#### Given exercise
Filter the entries below, keeping only lines with the word "screenshot".

#### Material provided
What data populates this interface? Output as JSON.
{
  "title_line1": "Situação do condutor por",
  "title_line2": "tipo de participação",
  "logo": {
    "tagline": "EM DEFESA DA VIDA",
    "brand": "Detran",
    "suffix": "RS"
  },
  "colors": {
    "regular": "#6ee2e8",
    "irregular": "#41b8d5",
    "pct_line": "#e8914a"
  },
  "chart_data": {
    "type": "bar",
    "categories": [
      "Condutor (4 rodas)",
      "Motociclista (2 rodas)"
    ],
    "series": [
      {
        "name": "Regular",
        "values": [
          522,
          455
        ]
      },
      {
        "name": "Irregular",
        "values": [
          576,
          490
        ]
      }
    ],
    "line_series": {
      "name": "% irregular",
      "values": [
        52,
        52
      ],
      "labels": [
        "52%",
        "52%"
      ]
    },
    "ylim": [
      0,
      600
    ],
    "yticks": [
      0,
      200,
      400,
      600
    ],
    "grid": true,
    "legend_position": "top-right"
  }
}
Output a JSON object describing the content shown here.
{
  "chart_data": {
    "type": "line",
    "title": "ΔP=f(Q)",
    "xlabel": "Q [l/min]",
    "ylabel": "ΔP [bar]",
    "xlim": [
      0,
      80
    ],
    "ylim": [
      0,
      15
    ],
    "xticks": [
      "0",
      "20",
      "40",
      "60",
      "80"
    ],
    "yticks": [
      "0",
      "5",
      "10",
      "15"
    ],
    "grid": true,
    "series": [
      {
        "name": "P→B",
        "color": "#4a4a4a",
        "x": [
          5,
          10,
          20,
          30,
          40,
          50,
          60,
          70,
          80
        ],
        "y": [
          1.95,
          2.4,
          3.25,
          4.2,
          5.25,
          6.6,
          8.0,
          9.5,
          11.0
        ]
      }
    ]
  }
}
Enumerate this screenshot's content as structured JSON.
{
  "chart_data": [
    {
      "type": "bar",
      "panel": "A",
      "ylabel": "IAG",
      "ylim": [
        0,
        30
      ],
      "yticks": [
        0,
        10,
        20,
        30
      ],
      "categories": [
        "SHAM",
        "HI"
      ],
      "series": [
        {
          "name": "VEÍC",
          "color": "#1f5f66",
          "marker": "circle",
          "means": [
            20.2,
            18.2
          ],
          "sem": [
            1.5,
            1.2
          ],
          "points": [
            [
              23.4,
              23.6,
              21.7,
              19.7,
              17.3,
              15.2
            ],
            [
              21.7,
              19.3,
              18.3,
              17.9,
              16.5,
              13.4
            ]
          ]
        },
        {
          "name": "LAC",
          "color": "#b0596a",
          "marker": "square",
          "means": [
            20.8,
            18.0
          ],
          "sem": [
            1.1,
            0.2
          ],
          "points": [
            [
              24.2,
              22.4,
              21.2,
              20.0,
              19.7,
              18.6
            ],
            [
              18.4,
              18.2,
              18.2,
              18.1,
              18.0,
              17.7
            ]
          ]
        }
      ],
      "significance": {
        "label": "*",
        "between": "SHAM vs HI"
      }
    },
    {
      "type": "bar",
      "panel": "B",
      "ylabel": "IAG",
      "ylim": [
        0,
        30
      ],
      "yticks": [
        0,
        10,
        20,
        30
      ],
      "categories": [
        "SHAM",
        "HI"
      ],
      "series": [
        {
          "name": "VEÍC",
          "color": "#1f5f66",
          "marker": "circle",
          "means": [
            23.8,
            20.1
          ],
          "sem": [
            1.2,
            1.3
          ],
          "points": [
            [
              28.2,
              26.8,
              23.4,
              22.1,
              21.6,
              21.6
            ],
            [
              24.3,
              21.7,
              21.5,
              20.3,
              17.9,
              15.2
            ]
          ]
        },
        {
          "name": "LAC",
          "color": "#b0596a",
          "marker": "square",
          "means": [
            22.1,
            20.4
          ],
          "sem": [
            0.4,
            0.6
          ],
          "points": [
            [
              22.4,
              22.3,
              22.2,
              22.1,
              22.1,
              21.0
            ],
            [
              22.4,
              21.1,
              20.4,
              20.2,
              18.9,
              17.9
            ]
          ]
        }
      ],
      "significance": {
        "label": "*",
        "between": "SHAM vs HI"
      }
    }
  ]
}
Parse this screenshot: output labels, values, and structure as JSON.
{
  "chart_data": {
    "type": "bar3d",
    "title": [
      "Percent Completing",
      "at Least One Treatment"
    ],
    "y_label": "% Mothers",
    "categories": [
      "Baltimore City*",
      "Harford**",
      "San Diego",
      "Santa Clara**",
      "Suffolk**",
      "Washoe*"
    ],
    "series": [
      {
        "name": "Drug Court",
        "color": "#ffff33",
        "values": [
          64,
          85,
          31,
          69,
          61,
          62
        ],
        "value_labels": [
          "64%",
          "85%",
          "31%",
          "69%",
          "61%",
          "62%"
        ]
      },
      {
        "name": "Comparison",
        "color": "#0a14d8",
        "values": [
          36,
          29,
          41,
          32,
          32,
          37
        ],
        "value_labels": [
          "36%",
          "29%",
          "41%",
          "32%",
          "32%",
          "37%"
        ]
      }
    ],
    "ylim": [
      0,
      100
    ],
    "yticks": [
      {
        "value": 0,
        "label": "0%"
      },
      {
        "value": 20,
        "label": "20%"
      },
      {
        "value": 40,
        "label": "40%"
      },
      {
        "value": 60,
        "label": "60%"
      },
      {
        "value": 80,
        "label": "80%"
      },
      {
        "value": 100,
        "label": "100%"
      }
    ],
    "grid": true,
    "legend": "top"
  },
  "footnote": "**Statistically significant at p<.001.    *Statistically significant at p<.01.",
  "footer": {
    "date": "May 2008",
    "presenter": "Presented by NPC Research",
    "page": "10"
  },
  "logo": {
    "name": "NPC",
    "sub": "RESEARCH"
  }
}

#### Reply
Enumerate this screenshot's content as structured JSON.
Parse this screenshot: output labels, values, and structure as JSON.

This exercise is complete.